» **Source material**:
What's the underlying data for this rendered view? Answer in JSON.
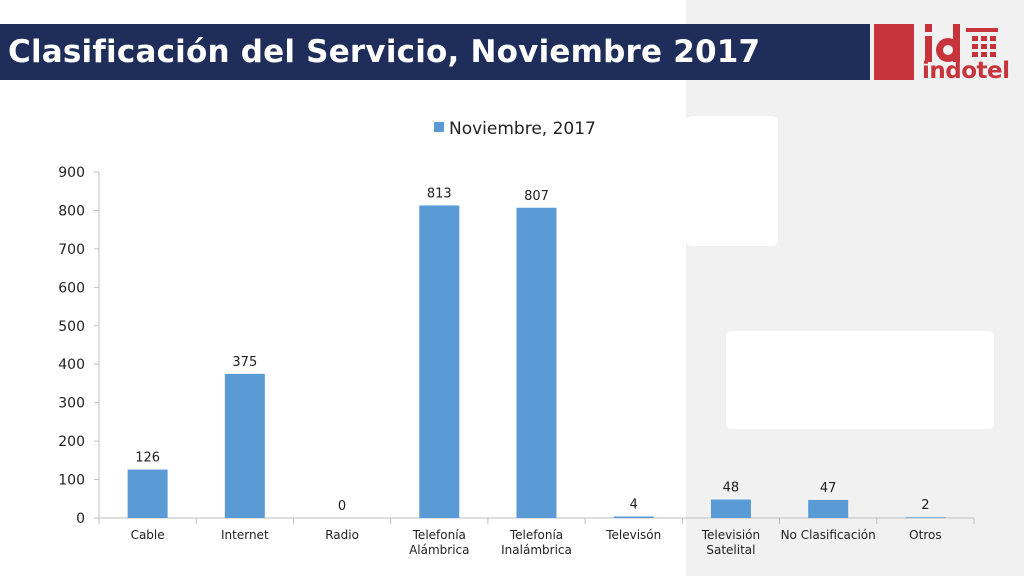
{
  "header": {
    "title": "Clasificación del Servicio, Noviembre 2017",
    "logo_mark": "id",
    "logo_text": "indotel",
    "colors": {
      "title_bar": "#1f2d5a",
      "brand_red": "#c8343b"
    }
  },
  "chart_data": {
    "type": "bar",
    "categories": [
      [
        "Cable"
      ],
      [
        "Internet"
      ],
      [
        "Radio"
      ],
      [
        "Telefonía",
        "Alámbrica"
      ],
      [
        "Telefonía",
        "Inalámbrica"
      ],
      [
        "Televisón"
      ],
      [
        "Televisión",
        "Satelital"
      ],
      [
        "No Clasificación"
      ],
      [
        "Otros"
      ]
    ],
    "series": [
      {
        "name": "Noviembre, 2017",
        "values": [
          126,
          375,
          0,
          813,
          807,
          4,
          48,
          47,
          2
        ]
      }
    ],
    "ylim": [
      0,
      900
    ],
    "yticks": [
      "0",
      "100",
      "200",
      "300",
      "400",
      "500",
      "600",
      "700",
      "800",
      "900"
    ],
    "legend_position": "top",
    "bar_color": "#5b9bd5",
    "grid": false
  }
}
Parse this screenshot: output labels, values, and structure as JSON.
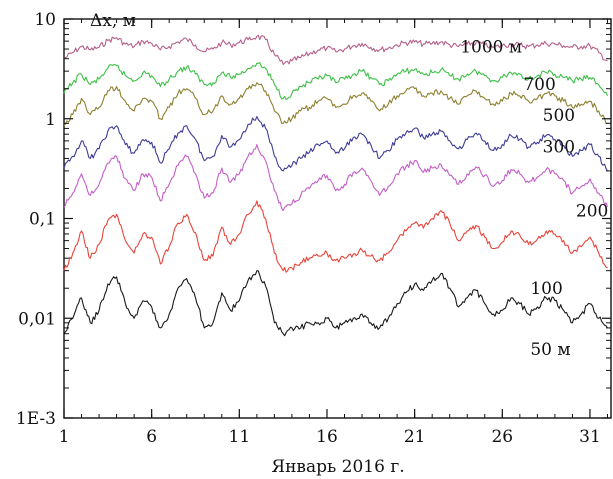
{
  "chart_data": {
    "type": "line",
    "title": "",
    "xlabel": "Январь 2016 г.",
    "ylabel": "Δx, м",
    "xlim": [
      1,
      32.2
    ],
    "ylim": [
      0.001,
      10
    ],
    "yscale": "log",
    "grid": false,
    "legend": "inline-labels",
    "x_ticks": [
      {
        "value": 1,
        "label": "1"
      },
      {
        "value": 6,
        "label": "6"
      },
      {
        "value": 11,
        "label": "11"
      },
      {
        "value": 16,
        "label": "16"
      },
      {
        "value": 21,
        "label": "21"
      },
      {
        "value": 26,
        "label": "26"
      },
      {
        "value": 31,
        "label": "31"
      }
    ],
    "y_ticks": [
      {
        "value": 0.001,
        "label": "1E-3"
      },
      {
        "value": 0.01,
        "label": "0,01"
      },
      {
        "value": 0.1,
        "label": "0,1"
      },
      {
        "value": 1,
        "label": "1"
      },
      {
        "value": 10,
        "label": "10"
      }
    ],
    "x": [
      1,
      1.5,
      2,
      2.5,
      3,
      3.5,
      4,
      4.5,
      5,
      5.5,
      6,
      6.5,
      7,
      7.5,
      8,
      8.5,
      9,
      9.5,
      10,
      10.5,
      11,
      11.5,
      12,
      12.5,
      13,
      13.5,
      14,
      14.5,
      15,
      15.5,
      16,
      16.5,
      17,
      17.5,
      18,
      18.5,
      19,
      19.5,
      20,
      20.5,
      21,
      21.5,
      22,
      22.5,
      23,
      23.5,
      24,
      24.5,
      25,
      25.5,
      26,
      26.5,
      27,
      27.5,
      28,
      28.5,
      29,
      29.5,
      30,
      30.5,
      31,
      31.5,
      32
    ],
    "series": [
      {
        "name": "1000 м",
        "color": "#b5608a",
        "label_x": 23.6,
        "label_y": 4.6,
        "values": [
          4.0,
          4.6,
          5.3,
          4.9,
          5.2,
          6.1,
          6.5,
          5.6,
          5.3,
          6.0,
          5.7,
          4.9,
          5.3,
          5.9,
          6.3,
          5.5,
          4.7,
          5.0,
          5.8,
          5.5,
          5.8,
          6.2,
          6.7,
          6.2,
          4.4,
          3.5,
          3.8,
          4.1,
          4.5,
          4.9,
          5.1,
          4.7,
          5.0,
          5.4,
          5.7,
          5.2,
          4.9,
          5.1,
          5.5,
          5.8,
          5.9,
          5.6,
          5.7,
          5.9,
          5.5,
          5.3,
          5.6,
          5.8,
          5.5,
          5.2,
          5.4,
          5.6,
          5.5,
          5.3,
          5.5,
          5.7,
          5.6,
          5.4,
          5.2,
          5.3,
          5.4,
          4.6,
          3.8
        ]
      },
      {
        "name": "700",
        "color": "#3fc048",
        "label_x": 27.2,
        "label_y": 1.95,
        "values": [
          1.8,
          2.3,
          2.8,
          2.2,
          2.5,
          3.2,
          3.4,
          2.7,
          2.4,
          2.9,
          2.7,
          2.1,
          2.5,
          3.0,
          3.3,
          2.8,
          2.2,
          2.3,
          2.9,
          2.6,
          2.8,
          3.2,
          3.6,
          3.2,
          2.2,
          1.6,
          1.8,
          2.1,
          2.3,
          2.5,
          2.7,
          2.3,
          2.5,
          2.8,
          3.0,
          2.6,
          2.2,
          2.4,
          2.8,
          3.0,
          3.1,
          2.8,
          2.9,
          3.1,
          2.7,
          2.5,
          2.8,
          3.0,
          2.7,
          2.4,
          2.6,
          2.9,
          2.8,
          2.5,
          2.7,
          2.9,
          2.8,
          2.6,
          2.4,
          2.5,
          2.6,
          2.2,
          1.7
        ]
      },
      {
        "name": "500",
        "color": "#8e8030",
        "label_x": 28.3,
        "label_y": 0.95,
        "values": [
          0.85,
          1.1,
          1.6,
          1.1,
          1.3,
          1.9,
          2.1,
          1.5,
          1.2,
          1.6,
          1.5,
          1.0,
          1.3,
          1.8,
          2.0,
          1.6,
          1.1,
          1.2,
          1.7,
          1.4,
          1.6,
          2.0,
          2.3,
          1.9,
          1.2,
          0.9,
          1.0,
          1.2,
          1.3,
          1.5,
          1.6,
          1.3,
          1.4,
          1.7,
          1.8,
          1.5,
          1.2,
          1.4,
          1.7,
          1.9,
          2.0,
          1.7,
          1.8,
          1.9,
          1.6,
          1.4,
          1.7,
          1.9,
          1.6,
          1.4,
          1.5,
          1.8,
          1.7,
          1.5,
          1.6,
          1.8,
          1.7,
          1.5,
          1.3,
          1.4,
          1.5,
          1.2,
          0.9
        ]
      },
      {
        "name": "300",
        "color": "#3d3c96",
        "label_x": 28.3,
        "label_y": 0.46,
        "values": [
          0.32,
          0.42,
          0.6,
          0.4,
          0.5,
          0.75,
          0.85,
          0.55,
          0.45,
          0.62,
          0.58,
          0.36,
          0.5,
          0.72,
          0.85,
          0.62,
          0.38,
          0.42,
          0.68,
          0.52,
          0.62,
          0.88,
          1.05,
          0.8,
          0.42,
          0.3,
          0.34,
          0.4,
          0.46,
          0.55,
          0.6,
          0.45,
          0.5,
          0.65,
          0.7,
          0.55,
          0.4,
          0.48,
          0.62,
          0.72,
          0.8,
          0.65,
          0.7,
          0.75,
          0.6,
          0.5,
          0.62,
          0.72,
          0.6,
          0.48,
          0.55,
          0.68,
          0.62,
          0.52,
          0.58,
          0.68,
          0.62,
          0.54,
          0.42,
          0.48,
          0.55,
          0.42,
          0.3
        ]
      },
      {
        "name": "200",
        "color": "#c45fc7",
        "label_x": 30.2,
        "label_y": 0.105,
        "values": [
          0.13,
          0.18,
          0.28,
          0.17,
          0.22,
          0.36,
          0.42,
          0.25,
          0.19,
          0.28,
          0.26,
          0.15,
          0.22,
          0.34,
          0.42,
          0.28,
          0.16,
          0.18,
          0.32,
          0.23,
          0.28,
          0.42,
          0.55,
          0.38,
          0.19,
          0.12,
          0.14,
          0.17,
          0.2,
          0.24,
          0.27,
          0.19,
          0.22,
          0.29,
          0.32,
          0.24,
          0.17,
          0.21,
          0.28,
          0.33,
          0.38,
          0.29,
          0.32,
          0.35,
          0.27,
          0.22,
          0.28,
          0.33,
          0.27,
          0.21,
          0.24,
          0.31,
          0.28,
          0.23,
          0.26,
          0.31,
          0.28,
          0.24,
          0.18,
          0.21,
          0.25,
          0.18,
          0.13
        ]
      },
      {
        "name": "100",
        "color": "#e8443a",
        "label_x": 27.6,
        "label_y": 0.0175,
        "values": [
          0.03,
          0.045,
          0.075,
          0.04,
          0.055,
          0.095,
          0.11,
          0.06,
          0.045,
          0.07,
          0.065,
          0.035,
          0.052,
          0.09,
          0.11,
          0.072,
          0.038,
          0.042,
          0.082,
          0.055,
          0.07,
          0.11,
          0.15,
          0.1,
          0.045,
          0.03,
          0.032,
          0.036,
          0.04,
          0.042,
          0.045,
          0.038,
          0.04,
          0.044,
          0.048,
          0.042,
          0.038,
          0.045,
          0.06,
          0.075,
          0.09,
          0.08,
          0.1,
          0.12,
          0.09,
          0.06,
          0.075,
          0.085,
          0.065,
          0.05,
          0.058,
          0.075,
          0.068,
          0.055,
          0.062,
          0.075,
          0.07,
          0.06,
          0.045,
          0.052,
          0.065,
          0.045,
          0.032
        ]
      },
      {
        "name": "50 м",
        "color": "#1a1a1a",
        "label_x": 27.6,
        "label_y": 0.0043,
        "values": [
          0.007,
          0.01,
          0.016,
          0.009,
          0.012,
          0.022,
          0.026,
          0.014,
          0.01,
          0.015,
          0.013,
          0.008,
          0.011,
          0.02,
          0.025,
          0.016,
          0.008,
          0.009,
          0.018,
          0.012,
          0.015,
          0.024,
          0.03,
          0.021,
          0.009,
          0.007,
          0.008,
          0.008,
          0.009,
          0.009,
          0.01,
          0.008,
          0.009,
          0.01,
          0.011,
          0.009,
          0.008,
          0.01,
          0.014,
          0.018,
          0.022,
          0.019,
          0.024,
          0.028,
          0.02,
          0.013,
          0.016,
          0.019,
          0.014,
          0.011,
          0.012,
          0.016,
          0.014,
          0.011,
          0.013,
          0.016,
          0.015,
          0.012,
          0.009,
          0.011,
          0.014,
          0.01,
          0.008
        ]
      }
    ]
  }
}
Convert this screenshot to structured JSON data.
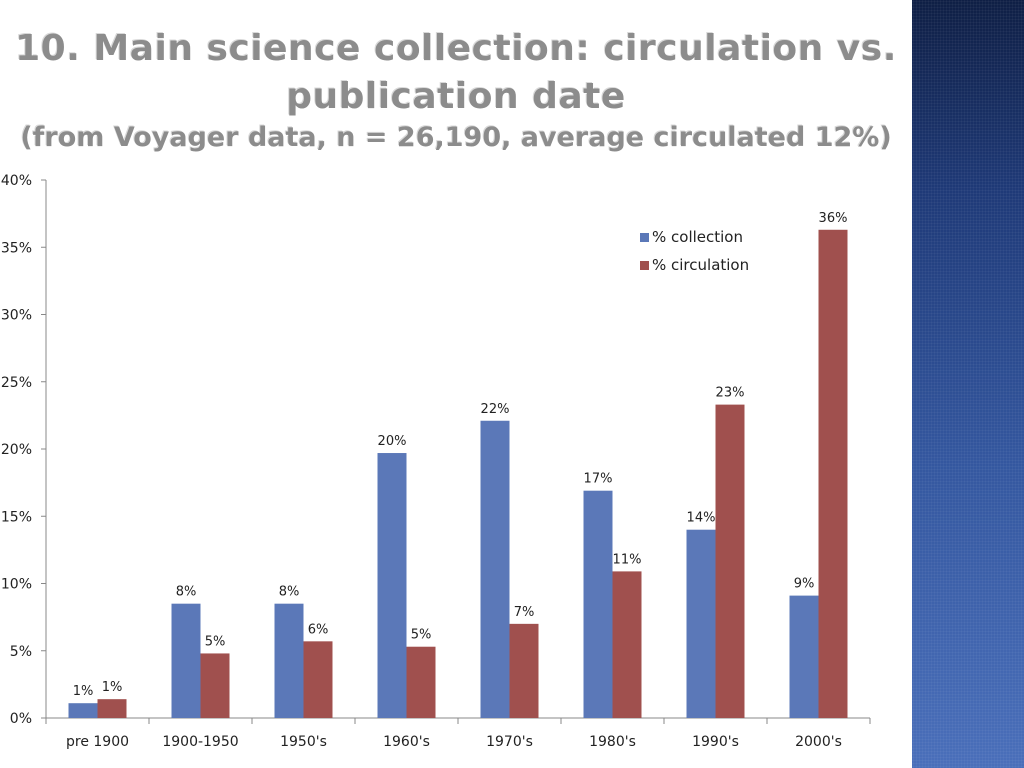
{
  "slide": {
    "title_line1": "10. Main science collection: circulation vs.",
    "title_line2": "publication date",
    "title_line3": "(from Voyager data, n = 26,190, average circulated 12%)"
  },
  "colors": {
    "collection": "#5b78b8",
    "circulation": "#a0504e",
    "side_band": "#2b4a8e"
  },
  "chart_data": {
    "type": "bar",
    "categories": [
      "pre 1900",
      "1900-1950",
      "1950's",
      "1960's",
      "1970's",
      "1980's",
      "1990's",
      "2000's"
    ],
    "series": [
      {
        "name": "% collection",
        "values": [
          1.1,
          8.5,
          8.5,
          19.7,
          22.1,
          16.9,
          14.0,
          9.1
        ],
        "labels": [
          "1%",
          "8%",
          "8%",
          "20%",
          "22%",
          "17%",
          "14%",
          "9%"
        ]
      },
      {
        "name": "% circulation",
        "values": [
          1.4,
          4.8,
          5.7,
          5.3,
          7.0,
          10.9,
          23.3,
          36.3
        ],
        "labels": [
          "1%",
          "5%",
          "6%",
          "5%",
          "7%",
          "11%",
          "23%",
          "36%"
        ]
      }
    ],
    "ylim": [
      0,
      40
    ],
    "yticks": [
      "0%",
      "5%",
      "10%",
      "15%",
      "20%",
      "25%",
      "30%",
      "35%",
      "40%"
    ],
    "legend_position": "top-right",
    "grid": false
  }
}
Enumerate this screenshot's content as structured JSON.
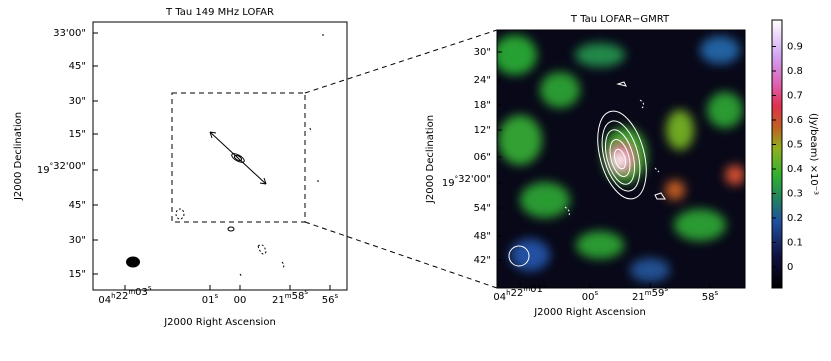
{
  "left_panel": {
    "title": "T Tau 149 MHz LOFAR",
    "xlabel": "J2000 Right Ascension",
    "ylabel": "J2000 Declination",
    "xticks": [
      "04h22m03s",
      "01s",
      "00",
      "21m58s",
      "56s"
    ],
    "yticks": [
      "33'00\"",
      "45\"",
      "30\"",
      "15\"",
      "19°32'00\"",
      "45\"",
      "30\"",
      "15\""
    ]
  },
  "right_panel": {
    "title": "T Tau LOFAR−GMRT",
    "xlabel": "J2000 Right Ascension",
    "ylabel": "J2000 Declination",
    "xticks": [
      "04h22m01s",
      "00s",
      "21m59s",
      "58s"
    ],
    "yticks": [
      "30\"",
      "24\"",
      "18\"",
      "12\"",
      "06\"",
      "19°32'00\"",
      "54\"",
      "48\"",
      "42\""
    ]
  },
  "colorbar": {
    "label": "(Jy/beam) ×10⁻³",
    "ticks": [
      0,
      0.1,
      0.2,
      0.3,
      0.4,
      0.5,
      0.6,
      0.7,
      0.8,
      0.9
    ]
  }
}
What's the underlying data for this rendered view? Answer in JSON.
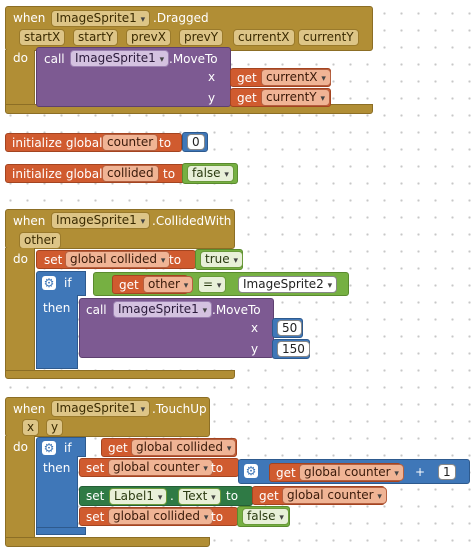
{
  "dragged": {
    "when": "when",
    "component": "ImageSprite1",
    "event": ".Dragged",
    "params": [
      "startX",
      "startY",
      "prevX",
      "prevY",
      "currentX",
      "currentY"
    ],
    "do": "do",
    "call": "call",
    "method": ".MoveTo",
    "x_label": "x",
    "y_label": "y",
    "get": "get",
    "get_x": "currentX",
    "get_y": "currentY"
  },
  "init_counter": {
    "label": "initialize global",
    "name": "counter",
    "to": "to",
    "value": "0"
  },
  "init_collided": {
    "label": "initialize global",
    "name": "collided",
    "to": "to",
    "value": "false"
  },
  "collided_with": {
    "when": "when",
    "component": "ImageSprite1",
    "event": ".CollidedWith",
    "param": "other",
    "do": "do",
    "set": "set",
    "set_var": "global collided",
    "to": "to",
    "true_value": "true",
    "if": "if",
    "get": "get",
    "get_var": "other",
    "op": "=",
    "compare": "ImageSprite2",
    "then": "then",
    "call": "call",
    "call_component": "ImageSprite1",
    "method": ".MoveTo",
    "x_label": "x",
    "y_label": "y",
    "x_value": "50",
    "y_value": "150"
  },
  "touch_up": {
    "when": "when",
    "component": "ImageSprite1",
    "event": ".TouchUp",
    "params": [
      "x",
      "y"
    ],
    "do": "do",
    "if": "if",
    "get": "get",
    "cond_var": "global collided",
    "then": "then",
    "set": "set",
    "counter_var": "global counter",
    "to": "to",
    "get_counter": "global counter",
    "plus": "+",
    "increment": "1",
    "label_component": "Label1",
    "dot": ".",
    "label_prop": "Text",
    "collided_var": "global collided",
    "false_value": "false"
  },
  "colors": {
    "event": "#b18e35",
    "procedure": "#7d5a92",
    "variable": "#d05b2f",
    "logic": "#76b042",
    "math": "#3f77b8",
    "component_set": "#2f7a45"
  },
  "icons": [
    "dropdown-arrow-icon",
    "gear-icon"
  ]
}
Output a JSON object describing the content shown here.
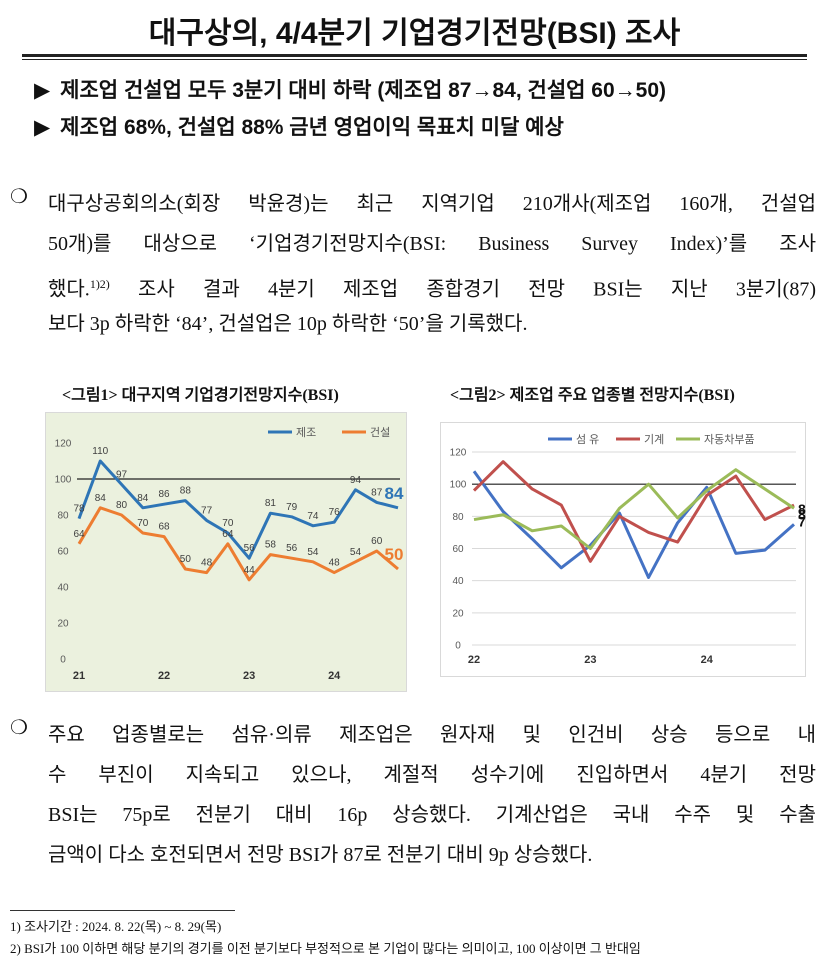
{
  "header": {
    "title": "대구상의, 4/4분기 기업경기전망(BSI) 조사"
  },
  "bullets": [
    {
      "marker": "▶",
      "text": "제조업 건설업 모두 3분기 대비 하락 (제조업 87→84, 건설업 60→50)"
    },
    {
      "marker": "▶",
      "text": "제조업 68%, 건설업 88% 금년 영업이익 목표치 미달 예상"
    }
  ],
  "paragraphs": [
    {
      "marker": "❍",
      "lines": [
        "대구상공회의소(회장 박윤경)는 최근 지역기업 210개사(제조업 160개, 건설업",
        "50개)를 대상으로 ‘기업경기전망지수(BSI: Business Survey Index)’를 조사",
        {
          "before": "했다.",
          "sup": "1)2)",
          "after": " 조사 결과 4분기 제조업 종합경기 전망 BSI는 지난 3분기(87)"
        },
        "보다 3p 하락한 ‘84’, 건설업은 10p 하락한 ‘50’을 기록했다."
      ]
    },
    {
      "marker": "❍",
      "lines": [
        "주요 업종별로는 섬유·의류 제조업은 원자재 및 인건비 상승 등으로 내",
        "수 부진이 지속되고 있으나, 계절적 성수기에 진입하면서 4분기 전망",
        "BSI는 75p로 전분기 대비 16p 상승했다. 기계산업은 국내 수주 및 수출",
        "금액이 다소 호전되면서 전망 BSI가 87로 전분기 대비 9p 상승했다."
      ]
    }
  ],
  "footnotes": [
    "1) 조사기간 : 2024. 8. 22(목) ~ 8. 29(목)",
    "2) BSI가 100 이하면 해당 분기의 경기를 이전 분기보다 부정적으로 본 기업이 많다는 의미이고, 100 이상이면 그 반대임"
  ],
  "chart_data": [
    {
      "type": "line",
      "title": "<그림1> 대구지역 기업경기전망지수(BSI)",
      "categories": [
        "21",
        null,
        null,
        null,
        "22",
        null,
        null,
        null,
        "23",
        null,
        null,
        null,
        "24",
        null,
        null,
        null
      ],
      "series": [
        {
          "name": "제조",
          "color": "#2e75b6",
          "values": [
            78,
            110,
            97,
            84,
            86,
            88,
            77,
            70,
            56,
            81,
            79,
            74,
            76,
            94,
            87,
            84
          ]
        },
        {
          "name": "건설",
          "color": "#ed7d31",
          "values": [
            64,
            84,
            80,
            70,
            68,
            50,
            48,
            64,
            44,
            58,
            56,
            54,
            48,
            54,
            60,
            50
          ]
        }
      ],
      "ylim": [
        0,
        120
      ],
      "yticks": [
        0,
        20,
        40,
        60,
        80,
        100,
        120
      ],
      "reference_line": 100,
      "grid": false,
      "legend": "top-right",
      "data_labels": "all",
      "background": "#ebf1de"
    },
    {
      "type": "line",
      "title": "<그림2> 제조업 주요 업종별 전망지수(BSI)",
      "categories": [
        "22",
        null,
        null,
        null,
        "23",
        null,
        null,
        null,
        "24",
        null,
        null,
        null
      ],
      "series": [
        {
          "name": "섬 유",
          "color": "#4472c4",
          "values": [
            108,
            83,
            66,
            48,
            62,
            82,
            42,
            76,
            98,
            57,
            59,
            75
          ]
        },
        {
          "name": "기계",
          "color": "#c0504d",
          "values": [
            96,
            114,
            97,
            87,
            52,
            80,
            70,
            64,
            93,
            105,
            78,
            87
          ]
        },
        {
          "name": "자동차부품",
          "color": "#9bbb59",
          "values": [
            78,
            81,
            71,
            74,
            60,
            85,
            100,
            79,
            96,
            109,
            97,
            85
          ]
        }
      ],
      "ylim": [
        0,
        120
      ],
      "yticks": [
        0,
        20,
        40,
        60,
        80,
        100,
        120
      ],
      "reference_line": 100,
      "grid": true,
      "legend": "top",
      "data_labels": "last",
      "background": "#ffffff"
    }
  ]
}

» **Stated task**: Filter the data, keeping only the lines that contain "Clasificación".

» **Completed task**:
    "title": "Clasificación del Servicio, Noviembre 2017",
        "No Clasificación"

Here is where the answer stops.